## To be done
Please transcribe the data below exactly. Leave the pictures out.

Saved data entries:
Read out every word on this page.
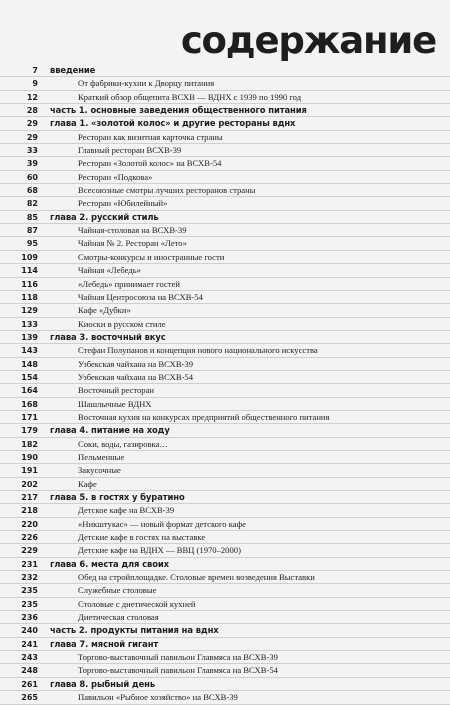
содержание
7 введение
9	От фабрики-кухни к Дворцу питания
12	Краткий обзор общепита ВСХВ — ВДНХ с 1939 по 1990 год
28 часть 1. основные заведения общественного питания
29 глава 1. «золотой колос» и другие рестораны вднх
29	Ресторан как визитная карточка страны
33	Главный ресторан ВСХВ-39
39	Ресторан «Золотой колос» на ВСХВ-54
60	Ресторан «Подкова»
68	Всесоюзные смотры лучших ресторанов страны
82	Ресторан «Юбилейный»
85 глава 2. русский стиль
87	Чайная-столовая на ВСХВ-39
95	Чайная № 2. Ресторан «Лето»
109	Смотры-конкурсы и иностранные гости
114	Чайная «Лебедь»
116	«Лебедь» принимает гостей
118	Чайная Центросоюза на ВСХВ-54
129	Кафе «Дубки»
133	Киоски в русском стиле
139 глава 3. восточный вкус
143	Стефан Полупанов и концепция нового национального искусства
148	Узбекская чайхана на ВСХВ-39
154	Узбекская чайхана на ВСХВ-54
164	Восточный ресторан
168	Шашлычные ВДНХ
171	Восточная кухня на конкурсах предприятий общественного питания
179 глава 4. питание на ходу
182	Соки, воды, газировка…
190	Пельменные
191	Закусочные
202	Кафе
217 глава 5. в гостях у буратино
218	Детское кафе на ВСХВ-39
220	«Никштукас» — новый формат детского кафе
226	Детские кафе в гостях на выставке
229	Детские кафе на ВДНХ — ВВЦ (1970–2000)
231 глава 6. места для своих
232	Обед на стройплощадке. Столовые времен возведения Выставки
235	Служебные столовые
235	Столовые с диетической кухней
236	Диетическая столовая
240 часть 2. продукты питания на вднх
241 глава 7. мясной гигант
243	Торгово-выставочный павильон Главмяса на ВСХВ-39
248	Торгово-выставочный павильон Главмяса на ВСХВ-54
261 глава 8. рыбный день
265	Павильон «Рыбное хозяйство» на ВСХВ-39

## Task result
Read out every word on this page.
содержание
7 введение
9	От фабрики-кухни к Дворцу питания
12	Краткий обзор общепита ВСХВ — ВДНХ с 1939 по 1990 год
28 часть 1. основные заведения общественного питания
29 глава 1. «золотой колос» и другие рестораны вднх
29	Ресторан как визитная карточка страны
33	Главный ресторан ВСХВ-39
39	Ресторан «Золотой колос» на ВСХВ-54
60	Ресторан «Подкова»
68	Всесоюзные смотры лучших ресторанов страны
82	Ресторан «Юбилейный»
85 глава 2. русский стиль
87	Чайная-столовая на ВСХВ-39
95	Чайная № 2. Ресторан «Лето»
109	Смотры-конкурсы и иностранные гости
114	Чайная «Лебедь»
116	«Лебедь» принимает гостей
118	Чайная Центросоюза на ВСХВ-54
129	Кафе «Дубки»
133	Киоски в русском стиле
139 глава 3. восточный вкус
143	Стефан Полупанов и концепция нового национального искусства
148	Узбекская чайхана на ВСХВ-39
154	Узбекская чайхана на ВСХВ-54
164	Восточный ресторан
168	Шашлычные ВДНХ
171	Восточная кухня на конкурсах предприятий общественного питания
179 глава 4. питание на ходу
182	Соки, воды, газировка…
190	Пельменные
191	Закусочные
202	Кафе
217 глава 5. в гостях у буратино
218	Детское кафе на ВСХВ-39
220	«Никштукас» — новый формат детского кафе
226	Детские кафе в гостях на выставке
229	Детские кафе на ВДНХ — ВВЦ (1970–2000)
231 глава 6. места для своих
232	Обед на стройплощадке. Столовые времен возведения Выставки
235	Служебные столовые
235	Столовые с диетической кухней
236	Диетическая столовая
240 часть 2. продукты питания на вднх
241 глава 7. мясной гигант
243	Торгово-выставочный павильон Главмяса на ВСХВ-39
248	Торгово-выставочный павильон Главмяса на ВСХВ-54
261 глава 8. рыбный день
265	Павильон «Рыбное хозяйство» на ВСХВ-39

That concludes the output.